Work request: Would you reproduce every line of the material exactly?

Data shown:
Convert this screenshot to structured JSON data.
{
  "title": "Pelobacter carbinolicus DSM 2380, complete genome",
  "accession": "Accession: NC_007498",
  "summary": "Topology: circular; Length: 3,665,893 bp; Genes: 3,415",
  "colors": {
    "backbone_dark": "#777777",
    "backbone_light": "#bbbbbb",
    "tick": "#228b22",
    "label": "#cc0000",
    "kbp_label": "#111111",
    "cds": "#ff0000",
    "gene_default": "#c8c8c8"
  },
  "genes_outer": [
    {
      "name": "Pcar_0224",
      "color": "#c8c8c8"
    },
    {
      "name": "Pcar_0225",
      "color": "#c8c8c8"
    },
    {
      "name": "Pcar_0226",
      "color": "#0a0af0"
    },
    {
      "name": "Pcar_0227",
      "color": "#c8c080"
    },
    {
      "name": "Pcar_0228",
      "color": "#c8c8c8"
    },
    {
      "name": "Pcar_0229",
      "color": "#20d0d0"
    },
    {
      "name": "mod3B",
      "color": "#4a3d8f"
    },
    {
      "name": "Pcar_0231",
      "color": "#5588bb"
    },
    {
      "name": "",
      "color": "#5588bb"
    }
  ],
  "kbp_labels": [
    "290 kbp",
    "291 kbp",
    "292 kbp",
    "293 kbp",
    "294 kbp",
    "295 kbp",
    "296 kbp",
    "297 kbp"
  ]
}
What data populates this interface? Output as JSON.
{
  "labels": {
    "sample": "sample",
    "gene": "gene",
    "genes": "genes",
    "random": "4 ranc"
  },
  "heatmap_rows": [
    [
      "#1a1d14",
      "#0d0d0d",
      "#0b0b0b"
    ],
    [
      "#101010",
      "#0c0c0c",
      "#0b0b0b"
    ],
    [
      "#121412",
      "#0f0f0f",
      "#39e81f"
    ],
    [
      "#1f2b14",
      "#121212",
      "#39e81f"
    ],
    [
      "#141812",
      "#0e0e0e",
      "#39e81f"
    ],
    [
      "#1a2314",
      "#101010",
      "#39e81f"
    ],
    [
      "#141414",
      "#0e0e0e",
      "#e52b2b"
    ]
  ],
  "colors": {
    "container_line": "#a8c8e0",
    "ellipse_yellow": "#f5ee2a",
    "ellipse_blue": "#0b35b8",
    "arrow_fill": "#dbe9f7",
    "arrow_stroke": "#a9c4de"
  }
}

Completed task:
Convert this screenshot to structured JSON data.
{
  "title": "Pelobacter carbinolicus DSM 2380, complete genome",
  "accession": "Accession: NC_007498",
  "summary": "Topology: circular; Length: 3,665,893 bp; Genes: 3,415",
  "colors": {
    "backbone_dark": "#777777",
    "backbone_light": "#bbbbbb",
    "tick": "#228b22",
    "label": "#cc0000",
    "kbp_label": "#111111",
    "cds": "#ff0000",
    "gene_default": "#c8c8c8"
  },
  "genes_outer": [
    {
      "name": "Pcar_0224",
      "color": "#c8c8c8"
    },
    {
      "name": "Pcar_0225",
      "color": "#c8c8c8"
    },
    {
      "name": "Pcar_0226",
      "color": "#0a0af0"
    },
    {
      "name": "Pcar_0227",
      "color": "#c8c080"
    },
    {
      "name": "Pcar_0228",
      "color": "#c8c8c8"
    },
    {
      "name": "Pcar_0229",
      "color": "#20d0d0"
    },
    {
      "name": "mod3B",
      "color": "#4a3d8f"
    },
    {
      "name": "Pcar_0231",
      "color": "#5588bb"
    },
    {
      "name": "",
      "color": "#5588bb"
    }
  ],
  "kbp_labels": [
    "290 kbp",
    "291 kbp",
    "292 kbp",
    "293 kbp",
    "294 kbp",
    "295 kbp",
    "296 kbp",
    "297 kbp"
  ]
}
What data populates this interface? Output as JSON.
{
  "labels": {
    "sample": "sample",
    "gene": "gene",
    "genes": "genes",
    "random": "4 ranc"
  },
  "heatmap_rows": [
    [
      "#1a1d14",
      "#0d0d0d",
      "#0b0b0b"
    ],
    [
      "#101010",
      "#0c0c0c",
      "#0b0b0b"
    ],
    [
      "#121412",
      "#0f0f0f",
      "#39e81f"
    ],
    [
      "#1f2b14",
      "#121212",
      "#39e81f"
    ],
    [
      "#141812",
      "#0e0e0e",
      "#39e81f"
    ],
    [
      "#1a2314",
      "#101010",
      "#39e81f"
    ],
    [
      "#141414",
      "#0e0e0e",
      "#e52b2b"
    ]
  ],
  "colors": {
    "container_line": "#a8c8e0",
    "ellipse_yellow": "#f5ee2a",
    "ellipse_blue": "#0b35b8",
    "arrow_fill": "#dbe9f7",
    "arrow_stroke": "#a9c4de"
  }
}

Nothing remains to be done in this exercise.